(WORK TO BE COMPLETED): Copy all lines below containing "JSON".
[START]
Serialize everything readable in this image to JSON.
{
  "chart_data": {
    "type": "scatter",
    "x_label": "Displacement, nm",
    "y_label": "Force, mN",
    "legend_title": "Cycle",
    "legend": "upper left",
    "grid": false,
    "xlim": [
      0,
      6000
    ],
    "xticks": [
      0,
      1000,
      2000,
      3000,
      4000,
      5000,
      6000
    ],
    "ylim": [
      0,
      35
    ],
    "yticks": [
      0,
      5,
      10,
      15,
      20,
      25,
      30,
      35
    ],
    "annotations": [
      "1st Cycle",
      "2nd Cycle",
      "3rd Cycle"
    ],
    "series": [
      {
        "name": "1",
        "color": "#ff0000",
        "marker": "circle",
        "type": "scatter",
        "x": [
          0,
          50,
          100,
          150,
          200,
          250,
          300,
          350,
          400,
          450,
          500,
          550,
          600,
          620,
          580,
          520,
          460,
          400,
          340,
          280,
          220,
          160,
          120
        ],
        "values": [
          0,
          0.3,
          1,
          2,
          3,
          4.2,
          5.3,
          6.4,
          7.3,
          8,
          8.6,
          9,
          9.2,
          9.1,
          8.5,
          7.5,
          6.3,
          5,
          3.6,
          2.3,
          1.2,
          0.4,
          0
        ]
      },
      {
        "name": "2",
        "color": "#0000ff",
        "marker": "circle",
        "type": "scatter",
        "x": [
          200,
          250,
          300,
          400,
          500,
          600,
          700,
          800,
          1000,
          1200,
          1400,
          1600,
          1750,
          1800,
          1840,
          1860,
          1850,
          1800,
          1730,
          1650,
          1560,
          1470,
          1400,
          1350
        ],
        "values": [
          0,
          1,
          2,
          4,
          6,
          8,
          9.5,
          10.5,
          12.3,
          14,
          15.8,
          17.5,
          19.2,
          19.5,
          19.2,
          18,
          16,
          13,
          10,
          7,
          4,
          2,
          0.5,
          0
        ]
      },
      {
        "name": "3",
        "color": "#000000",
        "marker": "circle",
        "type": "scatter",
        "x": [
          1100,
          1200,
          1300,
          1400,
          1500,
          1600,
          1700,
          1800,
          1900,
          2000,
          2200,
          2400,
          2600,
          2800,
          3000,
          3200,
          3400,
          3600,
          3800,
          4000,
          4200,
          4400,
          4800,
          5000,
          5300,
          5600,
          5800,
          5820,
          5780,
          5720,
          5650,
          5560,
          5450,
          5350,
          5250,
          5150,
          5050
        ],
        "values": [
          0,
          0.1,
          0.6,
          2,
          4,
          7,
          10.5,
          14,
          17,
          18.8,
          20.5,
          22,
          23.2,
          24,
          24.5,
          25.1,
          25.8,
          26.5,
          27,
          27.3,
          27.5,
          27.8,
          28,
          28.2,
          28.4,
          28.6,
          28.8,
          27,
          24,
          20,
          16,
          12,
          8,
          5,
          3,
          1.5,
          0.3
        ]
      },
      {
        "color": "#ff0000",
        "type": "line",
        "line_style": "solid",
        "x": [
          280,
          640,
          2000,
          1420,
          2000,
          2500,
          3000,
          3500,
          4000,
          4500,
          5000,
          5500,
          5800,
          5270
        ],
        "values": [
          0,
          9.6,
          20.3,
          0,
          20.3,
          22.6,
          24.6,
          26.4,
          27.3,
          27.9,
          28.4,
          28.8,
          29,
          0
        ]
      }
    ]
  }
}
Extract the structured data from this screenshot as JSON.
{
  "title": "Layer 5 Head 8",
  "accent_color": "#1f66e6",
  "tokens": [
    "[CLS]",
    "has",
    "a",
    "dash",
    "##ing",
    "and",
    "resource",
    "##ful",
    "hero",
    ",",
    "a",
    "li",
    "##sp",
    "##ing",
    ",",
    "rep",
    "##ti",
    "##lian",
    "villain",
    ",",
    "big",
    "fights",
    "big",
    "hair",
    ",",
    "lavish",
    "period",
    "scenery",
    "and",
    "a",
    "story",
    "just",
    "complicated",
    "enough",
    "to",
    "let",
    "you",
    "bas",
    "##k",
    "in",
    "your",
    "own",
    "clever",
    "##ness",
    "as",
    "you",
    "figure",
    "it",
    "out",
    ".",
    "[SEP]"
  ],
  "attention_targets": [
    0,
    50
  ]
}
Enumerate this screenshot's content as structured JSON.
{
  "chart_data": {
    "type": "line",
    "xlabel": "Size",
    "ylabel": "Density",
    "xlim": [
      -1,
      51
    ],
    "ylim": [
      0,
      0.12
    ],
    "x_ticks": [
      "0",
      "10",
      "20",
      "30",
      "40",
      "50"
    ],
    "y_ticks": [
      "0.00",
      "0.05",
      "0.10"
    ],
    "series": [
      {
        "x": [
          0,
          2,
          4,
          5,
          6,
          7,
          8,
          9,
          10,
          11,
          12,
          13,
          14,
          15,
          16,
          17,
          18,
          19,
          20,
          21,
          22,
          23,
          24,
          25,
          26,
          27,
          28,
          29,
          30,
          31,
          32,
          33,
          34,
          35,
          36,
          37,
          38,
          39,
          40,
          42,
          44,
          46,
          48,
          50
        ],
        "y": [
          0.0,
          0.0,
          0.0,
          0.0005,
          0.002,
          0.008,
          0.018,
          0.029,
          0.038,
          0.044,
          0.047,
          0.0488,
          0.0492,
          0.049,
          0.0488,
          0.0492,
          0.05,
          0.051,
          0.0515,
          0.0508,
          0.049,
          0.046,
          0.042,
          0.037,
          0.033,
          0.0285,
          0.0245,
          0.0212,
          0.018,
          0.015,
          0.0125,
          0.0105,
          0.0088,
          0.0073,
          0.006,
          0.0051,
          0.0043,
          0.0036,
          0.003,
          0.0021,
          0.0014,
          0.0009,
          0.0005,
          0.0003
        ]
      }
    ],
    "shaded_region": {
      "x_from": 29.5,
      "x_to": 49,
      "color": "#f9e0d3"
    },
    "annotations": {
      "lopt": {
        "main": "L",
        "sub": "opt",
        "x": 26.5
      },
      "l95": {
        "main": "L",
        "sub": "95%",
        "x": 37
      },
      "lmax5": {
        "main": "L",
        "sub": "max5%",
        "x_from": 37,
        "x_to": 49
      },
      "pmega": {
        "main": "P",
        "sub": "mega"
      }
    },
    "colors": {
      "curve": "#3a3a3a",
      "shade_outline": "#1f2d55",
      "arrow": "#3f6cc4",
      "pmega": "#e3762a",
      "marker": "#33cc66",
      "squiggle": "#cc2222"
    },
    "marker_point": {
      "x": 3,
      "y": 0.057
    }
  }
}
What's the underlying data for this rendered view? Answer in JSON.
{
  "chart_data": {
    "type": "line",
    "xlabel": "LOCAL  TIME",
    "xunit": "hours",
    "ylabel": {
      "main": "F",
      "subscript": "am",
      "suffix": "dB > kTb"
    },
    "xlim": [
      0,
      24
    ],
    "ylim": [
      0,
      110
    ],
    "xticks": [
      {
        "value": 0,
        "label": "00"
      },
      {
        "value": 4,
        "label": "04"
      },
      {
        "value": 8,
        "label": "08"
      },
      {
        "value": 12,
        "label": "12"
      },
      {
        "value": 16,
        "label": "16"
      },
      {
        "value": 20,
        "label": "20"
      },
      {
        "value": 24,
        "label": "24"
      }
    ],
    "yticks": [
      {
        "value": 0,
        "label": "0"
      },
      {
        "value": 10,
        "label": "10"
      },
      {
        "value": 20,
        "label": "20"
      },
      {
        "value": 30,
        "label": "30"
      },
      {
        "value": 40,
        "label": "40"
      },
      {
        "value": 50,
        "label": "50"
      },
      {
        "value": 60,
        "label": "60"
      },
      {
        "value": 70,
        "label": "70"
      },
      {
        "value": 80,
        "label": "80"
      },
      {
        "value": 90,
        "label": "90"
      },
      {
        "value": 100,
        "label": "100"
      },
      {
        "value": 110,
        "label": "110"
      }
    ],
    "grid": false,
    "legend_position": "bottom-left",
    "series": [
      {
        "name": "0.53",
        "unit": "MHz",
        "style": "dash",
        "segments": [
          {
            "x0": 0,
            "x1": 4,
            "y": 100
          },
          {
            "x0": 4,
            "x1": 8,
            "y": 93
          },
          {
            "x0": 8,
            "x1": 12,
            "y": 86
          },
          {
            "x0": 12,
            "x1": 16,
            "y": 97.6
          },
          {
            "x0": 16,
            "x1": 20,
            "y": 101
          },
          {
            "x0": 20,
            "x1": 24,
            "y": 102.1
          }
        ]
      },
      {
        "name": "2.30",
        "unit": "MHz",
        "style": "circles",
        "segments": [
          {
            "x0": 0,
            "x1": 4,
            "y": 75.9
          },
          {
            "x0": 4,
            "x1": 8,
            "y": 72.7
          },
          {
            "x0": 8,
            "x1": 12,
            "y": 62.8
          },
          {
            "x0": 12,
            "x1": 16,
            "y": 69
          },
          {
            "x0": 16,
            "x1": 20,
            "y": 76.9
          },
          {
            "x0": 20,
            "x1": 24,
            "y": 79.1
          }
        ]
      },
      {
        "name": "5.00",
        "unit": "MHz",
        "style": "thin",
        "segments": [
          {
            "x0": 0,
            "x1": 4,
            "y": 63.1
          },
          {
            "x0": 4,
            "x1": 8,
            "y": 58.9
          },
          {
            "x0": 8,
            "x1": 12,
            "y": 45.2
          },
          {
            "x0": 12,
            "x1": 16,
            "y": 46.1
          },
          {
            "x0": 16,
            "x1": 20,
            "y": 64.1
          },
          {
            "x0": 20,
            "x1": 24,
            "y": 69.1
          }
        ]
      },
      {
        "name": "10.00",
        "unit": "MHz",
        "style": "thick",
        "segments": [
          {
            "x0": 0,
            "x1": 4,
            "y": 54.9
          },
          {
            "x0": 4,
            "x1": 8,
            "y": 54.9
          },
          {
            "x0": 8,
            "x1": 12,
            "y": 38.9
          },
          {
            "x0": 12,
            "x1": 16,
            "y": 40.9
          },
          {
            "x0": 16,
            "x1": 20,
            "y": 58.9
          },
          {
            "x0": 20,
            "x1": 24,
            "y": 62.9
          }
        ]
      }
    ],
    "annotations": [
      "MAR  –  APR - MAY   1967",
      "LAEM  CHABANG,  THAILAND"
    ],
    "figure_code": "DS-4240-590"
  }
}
[END]
(ANSWER TO THE TASK):
Serialize everything readable in this image to JSON.
Extract the structured data from this screenshot as JSON.
Enumerate this screenshot's content as structured JSON.
What's the underlying data for this rendered view? Answer in JSON.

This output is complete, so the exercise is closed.